::: SELECTED TEXT :::

Analysis of New Strategies to Reach Nearly Zero Energy Buildings (nZEBs) †

by
Jose Maria Santos-Herrero
1,*,
Jose Manuel Lopez-Guede
2 and
Ivan Flores
1
1
Department of Thermal Engineering, Faculty of Engineering in Bilbao, University of the Basque Country (UPV/EHU), Alda. Urkijo s/n, 48013 Bilbao, Spain
2
Systems and Automatic Control Department, University Faculty of Engineering of Vitoria, University of the Basque Country (UPV/EHU), c/Nieves Cano 12, 01006 Vitoria-Gasteiz, Spain
*
Author to whom correspondence should be addressed.
Presented at the 2nd International Research Conference on Sustainable Energy, Engineering, Materials and Environment (IRCSEEME), Mieres, Spain, 25–27 September 2018.
Proceedings 2018, 2(23), 1437; https://doi.org/10.3390/proceedings2231437
Published: 7 November 2018
(This article belongs to the Proceedings of The 2nd International Research Conference on Sustainable Energy, Engineering, Materials and Environment)

:::

**GIVEN REQUEST A:**
Write down the rows from the first line of the rows up to and including the line with "x-tick-label: 12500 <box>479", unchanged.
The rows have no connection to the nZEB title page above.

::: RECORDS FOR THE EXERCISE :::

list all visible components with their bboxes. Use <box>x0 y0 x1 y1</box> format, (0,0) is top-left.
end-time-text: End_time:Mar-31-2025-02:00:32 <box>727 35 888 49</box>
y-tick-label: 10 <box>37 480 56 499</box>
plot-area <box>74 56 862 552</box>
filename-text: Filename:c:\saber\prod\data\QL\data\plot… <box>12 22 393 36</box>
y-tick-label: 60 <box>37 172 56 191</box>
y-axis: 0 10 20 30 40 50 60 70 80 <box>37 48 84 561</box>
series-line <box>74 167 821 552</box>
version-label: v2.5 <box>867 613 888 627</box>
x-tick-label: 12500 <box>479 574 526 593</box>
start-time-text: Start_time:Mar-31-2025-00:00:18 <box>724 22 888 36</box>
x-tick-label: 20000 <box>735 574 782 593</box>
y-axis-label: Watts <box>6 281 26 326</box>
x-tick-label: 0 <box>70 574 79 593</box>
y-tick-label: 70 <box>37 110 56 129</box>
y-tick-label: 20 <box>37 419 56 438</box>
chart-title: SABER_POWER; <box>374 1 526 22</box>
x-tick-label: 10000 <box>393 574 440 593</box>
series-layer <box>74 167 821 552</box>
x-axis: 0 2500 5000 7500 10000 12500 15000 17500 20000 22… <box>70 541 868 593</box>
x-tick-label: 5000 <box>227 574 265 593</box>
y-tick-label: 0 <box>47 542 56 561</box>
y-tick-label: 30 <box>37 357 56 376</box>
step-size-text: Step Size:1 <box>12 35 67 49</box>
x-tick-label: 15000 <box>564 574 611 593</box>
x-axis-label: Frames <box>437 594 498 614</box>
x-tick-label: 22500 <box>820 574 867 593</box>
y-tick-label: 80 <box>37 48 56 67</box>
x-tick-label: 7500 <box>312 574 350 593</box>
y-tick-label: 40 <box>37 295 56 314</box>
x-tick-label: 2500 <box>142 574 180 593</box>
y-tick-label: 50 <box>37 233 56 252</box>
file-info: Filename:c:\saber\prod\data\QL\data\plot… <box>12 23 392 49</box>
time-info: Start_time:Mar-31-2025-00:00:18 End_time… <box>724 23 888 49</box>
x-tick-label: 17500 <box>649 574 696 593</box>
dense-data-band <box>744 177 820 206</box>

:::

**GIVEN REQUEST B:**
From the nZEB title page, extract the passage from "Presented at the" up to and including "25–27 September 2018.", word for word.

**FINISHED ANSWER A:**
list all visible components with their bboxes. Use <box>x0 y0 x1 y1</box> format, (0,0) is top-left.
end-time-text: End_time:Mar-31-2025-02:00:32 <box>727 35 888 49</box>
y-tick-label: 10 <box>37 480 56 499</box>
plot-area <box>74 56 862 552</box>
filename-text: Filename:c:\saber\prod\data\QL\data\plot… <box>12 22 393 36</box>
y-tick-label: 60 <box>37 172 56 191</box>
y-axis: 0 10 20 30 40 50 60 70 80 <box>37 48 84 561</box>
series-line <box>74 167 821 552</box>
version-label: v2.5 <box>867 613 888 627</box>
x-tick-label: 12500 <box>479 574 526 593</box>

**FINISHED ANSWER B:**
Presented at the 2nd International Research Conference on Sustainable Energy, Engineering, Materials and Environment (IRCSEEME), Mieres, Spain, 25–27 September 2018.